(Task directions): The pictures stay out; all of the data is to be printed exactly.
··· Data to examine ···
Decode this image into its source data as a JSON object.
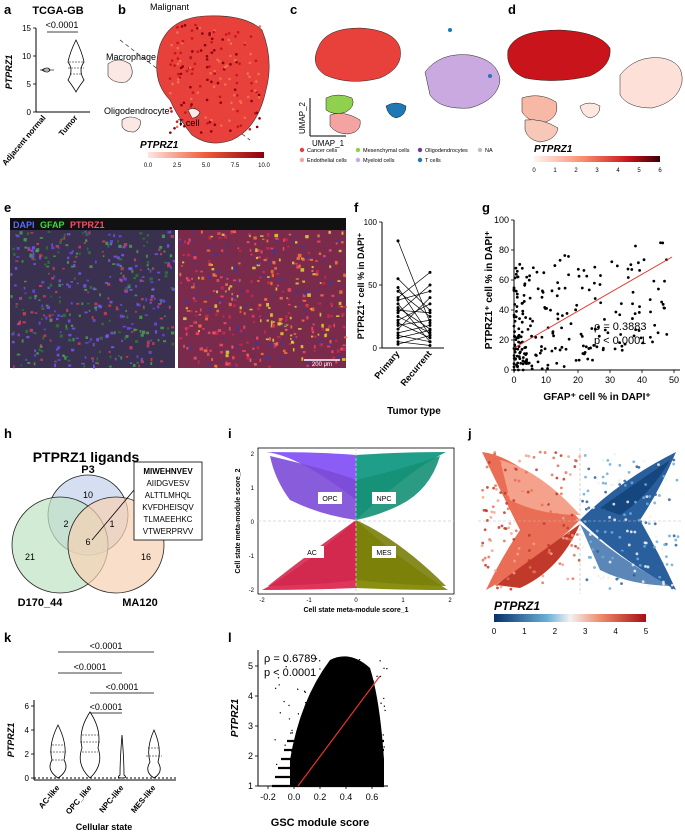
{
  "panel_labels": {
    "a": "a",
    "b": "b",
    "c": "c",
    "d": "d",
    "e": "e",
    "f": "f",
    "g": "g",
    "h": "h",
    "i": "i",
    "j": "j",
    "k": "k",
    "l": "l"
  },
  "colors": {
    "tumor_red": "#e8403a",
    "red_dark": "#7a0010",
    "accent_red": "#e8332b",
    "ac": "#e0355a",
    "opc": "#8b5cf6",
    "npc": "#1f9e8a",
    "mes": "#8a8f12"
  },
  "panel_a": {
    "title": "TCGA-GB",
    "ylabel": "PTPRZ1",
    "pvalue": "<0.0001",
    "categories": [
      "Adjacent normal",
      "Tumor"
    ],
    "yticks": [
      "0",
      "5",
      "10",
      "15"
    ]
  },
  "panel_b": {
    "labels": {
      "malignant": "Malignant",
      "macrophage": "Macrophage",
      "oligodendrocyte": "Oligodendrocyte",
      "tcell": "T cell"
    },
    "colorbar_title": "PTPRZ1",
    "colorbar_ticks": [
      "0.0",
      "2.5",
      "5.0",
      "7.5",
      "10.0"
    ]
  },
  "panel_c": {
    "umap_x": "UMAP_1",
    "umap_y": "UMAP_2",
    "legend": [
      {
        "label": "Cancer cells",
        "color": "#e8403a"
      },
      {
        "label": "Mesenchymal cells",
        "color": "#8fd14f"
      },
      {
        "label": "Oligodendrocytes",
        "color": "#6a3d9a"
      },
      {
        "label": "NA",
        "color": "#bdbdbd"
      },
      {
        "label": "Endothelial cells",
        "color": "#f4a3a3"
      },
      {
        "label": "Myeloid cells",
        "color": "#c9a9e0"
      },
      {
        "label": "T cells",
        "color": "#1f78b4"
      }
    ]
  },
  "panel_d": {
    "colorbar_title": "PTPRZ1",
    "colorbar_ticks": [
      "0",
      "1",
      "2",
      "3",
      "4",
      "5",
      "6"
    ]
  },
  "panel_e": {
    "legend": {
      "dapi": "DAPI",
      "gfap": "GFAP",
      "ptprz1": "PTPRZ1"
    },
    "scalebar": "200 μm"
  },
  "panel_f": {
    "ylabel": "PTPRZ1⁺ cell % in DAPI⁺",
    "xlabel": "Tumor type",
    "categories": [
      "Primary",
      "Recurrent"
    ],
    "yticks": [
      "0",
      "50",
      "100"
    ]
  },
  "panel_g": {
    "ylabel": "PTPRZ1⁺ cell % in DAPI⁺",
    "xlabel": "GFAP⁺ cell % in DAPI⁺",
    "rho": "ρ = 0.3883",
    "p": "p < 0.0001",
    "xticks": [
      "0",
      "10",
      "20",
      "30",
      "40",
      "50"
    ],
    "yticks": [
      "0",
      "20",
      "40",
      "60",
      "80",
      "100"
    ]
  },
  "panel_h": {
    "title": "PTPRZ1 ligands",
    "sets": {
      "p3": "P3",
      "d170": "D170_44",
      "ma120": "MA120"
    },
    "counts": {
      "p3_only": "10",
      "d170_only": "21",
      "ma120_only": "16",
      "p3_d170": "2",
      "p3_ma120": "1",
      "all": "6"
    },
    "peptides": [
      "MIWEHNVEV",
      "AIIDGVESV",
      "ALTTLMHQL",
      "KVFDHEISQV",
      "TLMAEEHKC",
      "VTWERPRVV"
    ]
  },
  "panel_i": {
    "xlabel": "Cell state meta-module score_1",
    "ylabel": "Cell state meta-module score_2",
    "quadrants": {
      "opc": "OPC",
      "npc": "NPC",
      "ac": "AC",
      "mes": "MES"
    },
    "xticks": [
      "-2",
      "-1",
      "0",
      "1",
      "2"
    ],
    "yticks": [
      "-2",
      "-1",
      "0",
      "1",
      "2"
    ]
  },
  "panel_j": {
    "colorbar_title": "PTPRZ1",
    "colorbar_ticks": [
      "0",
      "1",
      "2",
      "3",
      "4",
      "5"
    ]
  },
  "panel_k": {
    "ylabel": "PTPRZ1",
    "xlabel": "Cellular state",
    "categories": [
      "AC-like",
      "OPC_like",
      "NPC-like",
      "MES-like"
    ],
    "yticks": [
      "0",
      "2",
      "4",
      "6"
    ],
    "pvalues": [
      "<0.0001",
      "<0.0001",
      "<0.0001",
      "<0.0001"
    ]
  },
  "panel_l": {
    "ylabel": "PTPRZ1",
    "xlabel": "GSC module score",
    "rho": "ρ = 0.6789",
    "p": "p < 0.0001",
    "xticks": [
      "-0.2",
      "0.0",
      "0.2",
      "0.4",
      "0.6"
    ],
    "yticks": [
      "1",
      "2",
      "3",
      "4",
      "5"
    ]
  },
  "chart_data": [
    {
      "type": "scatter",
      "panel": "g",
      "title": "",
      "xlabel": "GFAP⁺ cell % in DAPI⁺",
      "ylabel": "PTPRZ1⁺ cell % in DAPI⁺",
      "xlim": [
        0,
        50
      ],
      "ylim": [
        0,
        100
      ],
      "annotations": [
        "ρ = 0.3883",
        "p < 0.0001"
      ]
    },
    {
      "type": "line",
      "panel": "f",
      "title": "",
      "xlabel": "Tumor type",
      "ylabel": "PTPRZ1⁺ cell % in DAPI⁺",
      "categories": [
        "Primary",
        "Recurrent"
      ],
      "ylim": [
        0,
        100
      ]
    },
    {
      "type": "scatter",
      "panel": "l",
      "title": "",
      "xlabel": "GSC module score",
      "ylabel": "PTPRZ1",
      "xlim": [
        -0.3,
        0.7
      ],
      "ylim": [
        1,
        5.5
      ],
      "annotations": [
        "ρ = 0.6789",
        "p < 0.0001"
      ]
    }
  ]
}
···
(Result of this exercise):
Decode this image into its source data as a JSON object.
{
  "panel_labels": {
    "a": "a",
    "b": "b",
    "c": "c",
    "d": "d",
    "e": "e",
    "f": "f",
    "g": "g",
    "h": "h",
    "i": "i",
    "j": "j",
    "k": "k",
    "l": "l"
  },
  "colors": {
    "tumor_red": "#e8403a",
    "red_dark": "#7a0010",
    "accent_red": "#e8332b",
    "ac": "#e0355a",
    "opc": "#8b5cf6",
    "npc": "#1f9e8a",
    "mes": "#8a8f12"
  },
  "panel_a": {
    "title": "TCGA-GB",
    "ylabel": "PTPRZ1",
    "pvalue": "<0.0001",
    "categories": [
      "Adjacent normal",
      "Tumor"
    ],
    "yticks": [
      "0",
      "5",
      "10",
      "15"
    ]
  },
  "panel_b": {
    "labels": {
      "malignant": "Malignant",
      "macrophage": "Macrophage",
      "oligodendrocyte": "Oligodendrocyte",
      "tcell": "T cell"
    },
    "colorbar_title": "PTPRZ1",
    "colorbar_ticks": [
      "0.0",
      "2.5",
      "5.0",
      "7.5",
      "10.0"
    ]
  },
  "panel_c": {
    "umap_x": "UMAP_1",
    "umap_y": "UMAP_2",
    "legend": [
      {
        "label": "Cancer cells",
        "color": "#e8403a"
      },
      {
        "label": "Mesenchymal cells",
        "color": "#8fd14f"
      },
      {
        "label": "Oligodendrocytes",
        "color": "#6a3d9a"
      },
      {
        "label": "NA",
        "color": "#bdbdbd"
      },
      {
        "label": "Endothelial cells",
        "color": "#f4a3a3"
      },
      {
        "label": "Myeloid cells",
        "color": "#c9a9e0"
      },
      {
        "label": "T cells",
        "color": "#1f78b4"
      }
    ]
  },
  "panel_d": {
    "colorbar_title": "PTPRZ1",
    "colorbar_ticks": [
      "0",
      "1",
      "2",
      "3",
      "4",
      "5",
      "6"
    ]
  },
  "panel_e": {
    "legend": {
      "dapi": "DAPI",
      "gfap": "GFAP",
      "ptprz1": "PTPRZ1"
    },
    "scalebar": "200 μm"
  },
  "panel_f": {
    "ylabel": "PTPRZ1⁺ cell % in DAPI⁺",
    "xlabel": "Tumor type",
    "categories": [
      "Primary",
      "Recurrent"
    ],
    "yticks": [
      "0",
      "50",
      "100"
    ]
  },
  "panel_g": {
    "ylabel": "PTPRZ1⁺ cell % in DAPI⁺",
    "xlabel": "GFAP⁺ cell % in DAPI⁺",
    "rho": "ρ = 0.3883",
    "p": "p < 0.0001",
    "xticks": [
      "0",
      "10",
      "20",
      "30",
      "40",
      "50"
    ],
    "yticks": [
      "0",
      "20",
      "40",
      "60",
      "80",
      "100"
    ]
  },
  "panel_h": {
    "title": "PTPRZ1 ligands",
    "sets": {
      "p3": "P3",
      "d170": "D170_44",
      "ma120": "MA120"
    },
    "counts": {
      "p3_only": "10",
      "d170_only": "21",
      "ma120_only": "16",
      "p3_d170": "2",
      "p3_ma120": "1",
      "all": "6"
    },
    "peptides": [
      "MIWEHNVEV",
      "AIIDGVESV",
      "ALTTLMHQL",
      "KVFDHEISQV",
      "TLMAEEHKC",
      "VTWERPRVV"
    ]
  },
  "panel_i": {
    "xlabel": "Cell state meta-module score_1",
    "ylabel": "Cell state meta-module score_2",
    "quadrants": {
      "opc": "OPC",
      "npc": "NPC",
      "ac": "AC",
      "mes": "MES"
    },
    "xticks": [
      "-2",
      "-1",
      "0",
      "1",
      "2"
    ],
    "yticks": [
      "-2",
      "-1",
      "0",
      "1",
      "2"
    ]
  },
  "panel_j": {
    "colorbar_title": "PTPRZ1",
    "colorbar_ticks": [
      "0",
      "1",
      "2",
      "3",
      "4",
      "5"
    ]
  },
  "panel_k": {
    "ylabel": "PTPRZ1",
    "xlabel": "Cellular state",
    "categories": [
      "AC-like",
      "OPC_like",
      "NPC-like",
      "MES-like"
    ],
    "yticks": [
      "0",
      "2",
      "4",
      "6"
    ],
    "pvalues": [
      "<0.0001",
      "<0.0001",
      "<0.0001",
      "<0.0001"
    ]
  },
  "panel_l": {
    "ylabel": "PTPRZ1",
    "xlabel": "GSC module score",
    "rho": "ρ = 0.6789",
    "p": "p < 0.0001",
    "xticks": [
      "-0.2",
      "0.0",
      "0.2",
      "0.4",
      "0.6"
    ],
    "yticks": [
      "1",
      "2",
      "3",
      "4",
      "5"
    ]
  },
  "chart_data": [
    {
      "type": "scatter",
      "panel": "g",
      "title": "",
      "xlabel": "GFAP⁺ cell % in DAPI⁺",
      "ylabel": "PTPRZ1⁺ cell % in DAPI⁺",
      "xlim": [
        0,
        50
      ],
      "ylim": [
        0,
        100
      ],
      "annotations": [
        "ρ = 0.3883",
        "p < 0.0001"
      ]
    },
    {
      "type": "line",
      "panel": "f",
      "title": "",
      "xlabel": "Tumor type",
      "ylabel": "PTPRZ1⁺ cell % in DAPI⁺",
      "categories": [
        "Primary",
        "Recurrent"
      ],
      "ylim": [
        0,
        100
      ]
    },
    {
      "type": "scatter",
      "panel": "l",
      "title": "",
      "xlabel": "GSC module score",
      "ylabel": "PTPRZ1",
      "xlim": [
        -0.3,
        0.7
      ],
      "ylim": [
        1,
        5.5
      ],
      "annotations": [
        "ρ = 0.6789",
        "p < 0.0001"
      ]
    }
  ]
}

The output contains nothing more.